━━━ Stored data
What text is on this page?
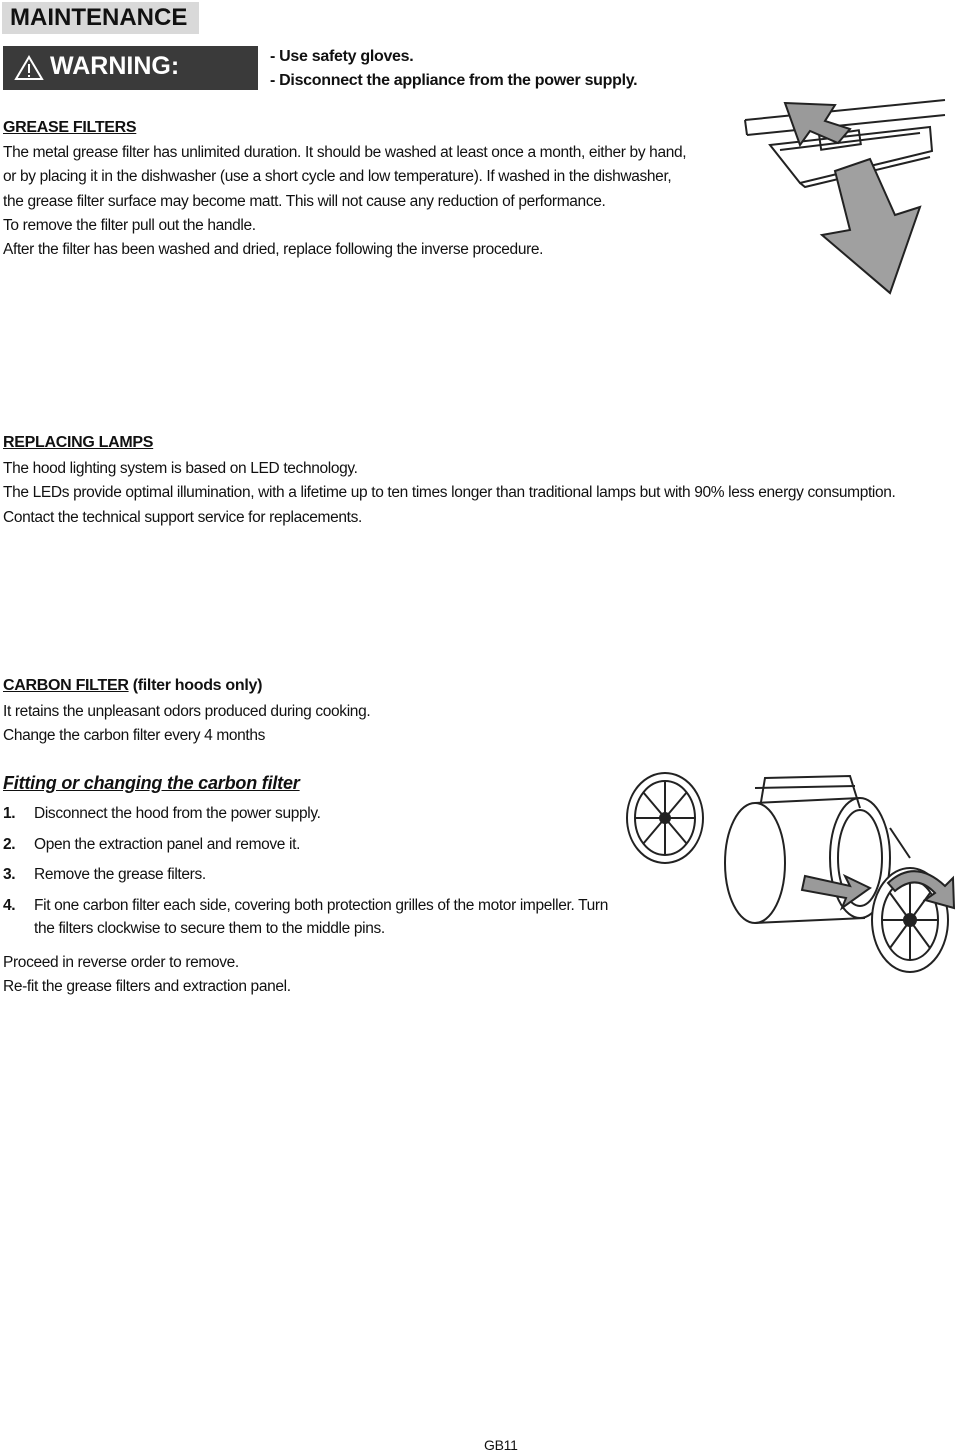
MAINTENANCE
WARNING:	- Use safety gloves.
- Disconnect the appliance from the power supply.
GREASE FILTERS
The metal grease filter has unlimited duration. It should be washed at least once a month, either by hand,
or by placing it in the dishwasher (use a short cycle and low temperature). If washed in the dishwasher,
the grease filter surface may become matt. This will not cause any reduction of performance.
To remove the filter pull out the handle.
After the filter has been washed and dried, replace following the inverse procedure.
REPLACING LAMPS
The hood lighting system is based on LED technology.
The LEDs provide optimal illumination, with a lifetime up to ten times longer than traditional lamps but with 90% less energy consumption.
Contact the technical support service for replacements.
CARBON FILTER (filter hoods only)
It retains the unpleasant odors produced during cooking.
Change the carbon filter every 4 months
Fitting or changing the carbon filter
1. Disconnect the hood from the power supply.
2. Open the extraction panel and remove it.
3. Remove the grease filters.
4. Fit one carbon filter each side, covering both protection grilles of the motor impeller. Turn
the filters clockwise to secure them to the middle pins.
Proceed in reverse order to remove.
Re-fit the grease filters and extraction panel.
GB11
━━━━━━
=== Written exercise ===
Repeat each entry exactly. Pictures do not belong in the copy.

=== Full output ===
What text is on this page?
MAINTENANCE
WARNING:	- Use safety gloves.
- Disconnect the appliance from the power supply.
GREASE FILTERS
The metal grease filter has unlimited duration. It should be washed at least once a month, either by hand,
or by placing it in the dishwasher (use a short cycle and low temperature). If washed in the dishwasher,
the grease filter surface may become matt. This will not cause any reduction of performance.
To remove the filter pull out the handle.
After the filter has been washed and dried, replace following the inverse procedure.
REPLACING LAMPS
The hood lighting system is based on LED technology.
The LEDs provide optimal illumination, with a lifetime up to ten times longer than traditional lamps but with 90% less energy consumption.
Contact the technical support service for replacements.
CARBON FILTER (filter hoods only)
It retains the unpleasant odors produced during cooking.
Change the carbon filter every 4 months
Fitting or changing the carbon filter
1. Disconnect the hood from the power supply.
2. Open the extraction panel and remove it.
3. Remove the grease filters.
4. Fit one carbon filter each side, covering both protection grilles of the motor impeller. Turn
the filters clockwise to secure them to the middle pins.
Proceed in reverse order to remove.
Re-fit the grease filters and extraction panel.
GB11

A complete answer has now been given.